KRIS-Bench：下一代智能图像编辑模型基准测试平台

摘要

近期，多模态生成模型的进展在基于指令的图像编辑领域取得了显著突破。然而，尽管这些模型能够生成视觉上可信的输出，它们在基于知识的推理编辑任务上的能力仍待深入探索。本文中，我们推出了KRIS-Bench（基于知识的图像编辑系统推理基准），这是一个诊断性基准，旨在通过认知科学的视角评估模型。借鉴教育理论，KRIS-Bench将编辑任务划分为三类基础知识类型：事实性、概念性和程序性。基于此分类法，我们设计了涵盖7个推理维度的22项代表性任务，并发布了1,267个高质量标注的编辑实例。为支持细粒度评估，我们提出了一套综合评估协议，其中包含一项新颖的知识合理性度量标准，该标准通过知识提示增强，并经过人类研究校准。对10个最先进模型的实证研究揭示了在推理性能上的显著差距，强调了以知识为中心的基准对于推动智能图像编辑系统发展的必要性。

■ 练习目标:
判断下列说法是否与上面关于 KRIS-Bench 的摘要相符，逐条回答"是"或"否"，并原样引出摘要中起决定作用的语句。(a) KRIS-Bench 把编辑任务分为三类知识类型。(b) KRIS-Bench 涵盖 22 个推理维度。(c) 实证研究考察了 10 个模型。

■ 所给资料:

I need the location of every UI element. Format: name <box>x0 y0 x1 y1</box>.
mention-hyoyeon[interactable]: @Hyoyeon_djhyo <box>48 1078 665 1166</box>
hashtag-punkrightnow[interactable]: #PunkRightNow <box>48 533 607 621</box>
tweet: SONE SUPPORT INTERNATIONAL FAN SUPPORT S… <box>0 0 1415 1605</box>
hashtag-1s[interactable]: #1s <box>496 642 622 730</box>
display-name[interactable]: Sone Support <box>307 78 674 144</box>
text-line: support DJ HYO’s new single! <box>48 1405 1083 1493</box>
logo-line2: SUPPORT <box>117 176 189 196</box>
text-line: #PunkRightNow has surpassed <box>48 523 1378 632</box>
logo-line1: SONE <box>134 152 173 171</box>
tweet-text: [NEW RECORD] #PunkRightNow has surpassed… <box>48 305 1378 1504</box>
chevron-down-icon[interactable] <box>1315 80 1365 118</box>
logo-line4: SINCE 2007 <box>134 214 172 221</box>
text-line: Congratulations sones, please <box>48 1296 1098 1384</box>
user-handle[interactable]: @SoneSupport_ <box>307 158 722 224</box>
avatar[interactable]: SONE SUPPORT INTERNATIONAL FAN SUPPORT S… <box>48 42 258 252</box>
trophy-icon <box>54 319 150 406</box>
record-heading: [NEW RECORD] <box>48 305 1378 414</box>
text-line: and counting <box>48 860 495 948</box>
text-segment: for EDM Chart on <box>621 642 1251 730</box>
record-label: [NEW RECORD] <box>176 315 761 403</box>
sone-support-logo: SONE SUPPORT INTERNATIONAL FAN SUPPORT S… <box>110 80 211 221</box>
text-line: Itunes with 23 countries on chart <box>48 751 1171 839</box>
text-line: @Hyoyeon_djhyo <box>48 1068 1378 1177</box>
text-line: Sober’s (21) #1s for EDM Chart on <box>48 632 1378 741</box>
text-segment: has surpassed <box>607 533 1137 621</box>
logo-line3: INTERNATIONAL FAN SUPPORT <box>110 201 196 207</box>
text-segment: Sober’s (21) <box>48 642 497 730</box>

■ 参考答案:
(a) 是。「KRIS-Bench将编辑任务划分为三类基础知识类型：事实性、概念性和程序性」
(b) 否。「我们设计了涵盖7个推理维度的22项代表性任务」
(c) 是。「对10个最先进模型的实证研究」